__Task description__.
All records must be quoted exactly. Omit the pictures.

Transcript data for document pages
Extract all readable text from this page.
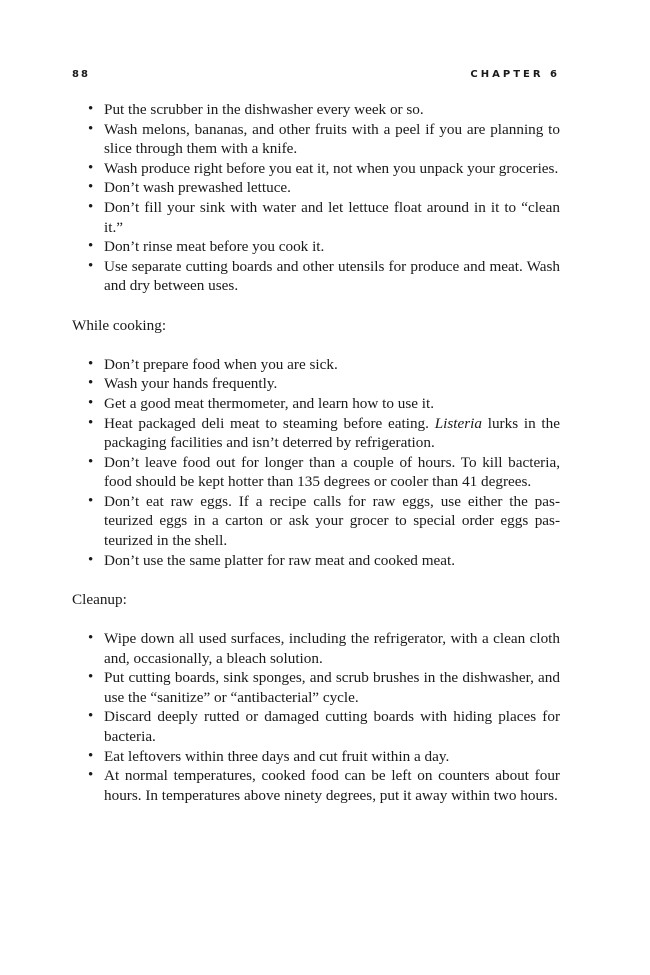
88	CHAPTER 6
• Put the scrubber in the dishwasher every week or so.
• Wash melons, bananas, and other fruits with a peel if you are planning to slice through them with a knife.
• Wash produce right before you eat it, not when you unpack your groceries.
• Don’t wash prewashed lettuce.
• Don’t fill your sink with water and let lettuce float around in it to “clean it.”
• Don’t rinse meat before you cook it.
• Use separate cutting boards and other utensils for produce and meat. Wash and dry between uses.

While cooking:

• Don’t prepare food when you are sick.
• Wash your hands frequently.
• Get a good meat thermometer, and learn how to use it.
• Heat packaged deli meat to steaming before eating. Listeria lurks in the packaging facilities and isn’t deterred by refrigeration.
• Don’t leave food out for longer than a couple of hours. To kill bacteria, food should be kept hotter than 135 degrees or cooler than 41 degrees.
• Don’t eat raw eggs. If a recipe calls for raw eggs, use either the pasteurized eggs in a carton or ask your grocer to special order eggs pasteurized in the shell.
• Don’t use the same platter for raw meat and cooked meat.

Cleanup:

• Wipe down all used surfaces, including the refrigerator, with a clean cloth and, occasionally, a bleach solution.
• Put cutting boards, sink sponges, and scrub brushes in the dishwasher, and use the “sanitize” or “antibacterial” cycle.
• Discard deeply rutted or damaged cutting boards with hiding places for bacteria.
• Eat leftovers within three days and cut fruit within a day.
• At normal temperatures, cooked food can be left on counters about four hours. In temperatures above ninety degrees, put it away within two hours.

__The answer__.
Extract all readable text from this page.
88	CHAPTER 6
• Put the scrubber in the dishwasher every week or so.
• Wash melons, bananas, and other fruits with a peel if you are planning to slice through them with a knife.
• Wash produce right before you eat it, not when you unpack your groceries.
• Don’t wash prewashed lettuce.
• Don’t fill your sink with water and let lettuce float around in it to “clean it.”
• Don’t rinse meat before you cook it.
• Use separate cutting boards and other utensils for produce and meat. Wash and dry between uses.

While cooking:

• Don’t prepare food when you are sick.
• Wash your hands frequently.
• Get a good meat thermometer, and learn how to use it.
• Heat packaged deli meat to steaming before eating. Listeria lurks in the packaging facilities and isn’t deterred by refrigeration.
• Don’t leave food out for longer than a couple of hours. To kill bacteria, food should be kept hotter than 135 degrees or cooler than 41 degrees.
• Don’t eat raw eggs. If a recipe calls for raw eggs, use either the pasteurized eggs in a carton or ask your grocer to special order eggs pasteurized in the shell.
• Don’t use the same platter for raw meat and cooked meat.

Cleanup:

• Wipe down all used surfaces, including the refrigerator, with a clean cloth and, occasionally, a bleach solution.
• Put cutting boards, sink sponges, and scrub brushes in the dishwasher, and use the “sanitize” or “antibacterial” cycle.
• Discard deeply rutted or damaged cutting boards with hiding places for bacteria.
• Eat leftovers within three days and cut fruit within a day.
• At normal temperatures, cooked food can be left on counters about four hours. In temperatures above ninety degrees, put it away within two hours.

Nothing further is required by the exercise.